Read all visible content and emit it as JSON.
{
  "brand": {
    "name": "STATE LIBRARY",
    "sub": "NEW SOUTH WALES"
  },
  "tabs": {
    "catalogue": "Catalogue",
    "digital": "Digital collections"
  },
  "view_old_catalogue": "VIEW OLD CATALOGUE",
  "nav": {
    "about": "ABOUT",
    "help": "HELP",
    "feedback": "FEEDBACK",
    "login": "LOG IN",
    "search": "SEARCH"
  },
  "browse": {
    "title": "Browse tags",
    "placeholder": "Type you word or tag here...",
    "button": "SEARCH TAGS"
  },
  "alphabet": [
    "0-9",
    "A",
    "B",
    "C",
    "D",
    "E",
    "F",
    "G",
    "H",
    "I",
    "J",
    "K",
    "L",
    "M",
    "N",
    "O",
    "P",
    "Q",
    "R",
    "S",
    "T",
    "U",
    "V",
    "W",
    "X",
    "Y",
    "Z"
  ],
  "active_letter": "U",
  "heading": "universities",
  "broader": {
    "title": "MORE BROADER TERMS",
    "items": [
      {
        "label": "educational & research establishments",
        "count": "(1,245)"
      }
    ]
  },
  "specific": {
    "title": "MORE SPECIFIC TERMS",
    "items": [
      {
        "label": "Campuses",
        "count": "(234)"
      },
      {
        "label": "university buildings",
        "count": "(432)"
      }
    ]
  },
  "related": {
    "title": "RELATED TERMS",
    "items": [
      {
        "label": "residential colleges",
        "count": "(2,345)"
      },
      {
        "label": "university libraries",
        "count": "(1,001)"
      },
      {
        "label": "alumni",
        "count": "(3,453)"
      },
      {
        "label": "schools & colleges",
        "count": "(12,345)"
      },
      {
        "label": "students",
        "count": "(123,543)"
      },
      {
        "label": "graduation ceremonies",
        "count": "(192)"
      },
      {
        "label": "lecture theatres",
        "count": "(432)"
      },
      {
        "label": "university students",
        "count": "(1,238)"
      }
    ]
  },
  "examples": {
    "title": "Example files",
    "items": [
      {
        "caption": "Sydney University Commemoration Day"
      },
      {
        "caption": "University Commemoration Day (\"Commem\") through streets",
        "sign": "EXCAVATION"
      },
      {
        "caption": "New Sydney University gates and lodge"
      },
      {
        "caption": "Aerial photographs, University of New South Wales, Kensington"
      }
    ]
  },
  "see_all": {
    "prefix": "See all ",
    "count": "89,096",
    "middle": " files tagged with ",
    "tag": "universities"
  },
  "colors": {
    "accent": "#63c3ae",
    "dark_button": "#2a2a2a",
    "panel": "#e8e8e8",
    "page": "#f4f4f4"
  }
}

* Task to carry out *
Reproduce the listing above word for word.

* Right answer *
Read all visible content and emit it as JSON.
{
  "brand": {
    "name": "STATE LIBRARY",
    "sub": "NEW SOUTH WALES"
  },
  "tabs": {
    "catalogue": "Catalogue",
    "digital": "Digital collections"
  },
  "view_old_catalogue": "VIEW OLD CATALOGUE",
  "nav": {
    "about": "ABOUT",
    "help": "HELP",
    "feedback": "FEEDBACK",
    "login": "LOG IN",
    "search": "SEARCH"
  },
  "browse": {
    "title": "Browse tags",
    "placeholder": "Type you word or tag here...",
    "button": "SEARCH TAGS"
  },
  "alphabet": [
    "0-9",
    "A",
    "B",
    "C",
    "D",
    "E",
    "F",
    "G",
    "H",
    "I",
    "J",
    "K",
    "L",
    "M",
    "N",
    "O",
    "P",
    "Q",
    "R",
    "S",
    "T",
    "U",
    "V",
    "W",
    "X",
    "Y",
    "Z"
  ],
  "active_letter": "U",
  "heading": "universities",
  "broader": {
    "title": "MORE BROADER TERMS",
    "items": [
      {
        "label": "educational & research establishments",
        "count": "(1,245)"
      }
    ]
  },
  "specific": {
    "title": "MORE SPECIFIC TERMS",
    "items": [
      {
        "label": "Campuses",
        "count": "(234)"
      },
      {
        "label": "university buildings",
        "count": "(432)"
      }
    ]
  },
  "related": {
    "title": "RELATED TERMS",
    "items": [
      {
        "label": "residential colleges",
        "count": "(2,345)"
      },
      {
        "label": "university libraries",
        "count": "(1,001)"
      },
      {
        "label": "alumni",
        "count": "(3,453)"
      },
      {
        "label": "schools & colleges",
        "count": "(12,345)"
      },
      {
        "label": "students",
        "count": "(123,543)"
      },
      {
        "label": "graduation ceremonies",
        "count": "(192)"
      },
      {
        "label": "lecture theatres",
        "count": "(432)"
      },
      {
        "label": "university students",
        "count": "(1,238)"
      }
    ]
  },
  "examples": {
    "title": "Example files",
    "items": [
      {
        "caption": "Sydney University Commemoration Day"
      },
      {
        "caption": "University Commemoration Day (\"Commem\") through streets",
        "sign": "EXCAVATION"
      },
      {
        "caption": "New Sydney University gates and lodge"
      },
      {
        "caption": "Aerial photographs, University of New South Wales, Kensington"
      }
    ]
  },
  "see_all": {
    "prefix": "See all ",
    "count": "89,096",
    "middle": " files tagged with ",
    "tag": "universities"
  },
  "colors": {
    "accent": "#63c3ae",
    "dark_button": "#2a2a2a",
    "panel": "#e8e8e8",
    "page": "#f4f4f4"
  }
}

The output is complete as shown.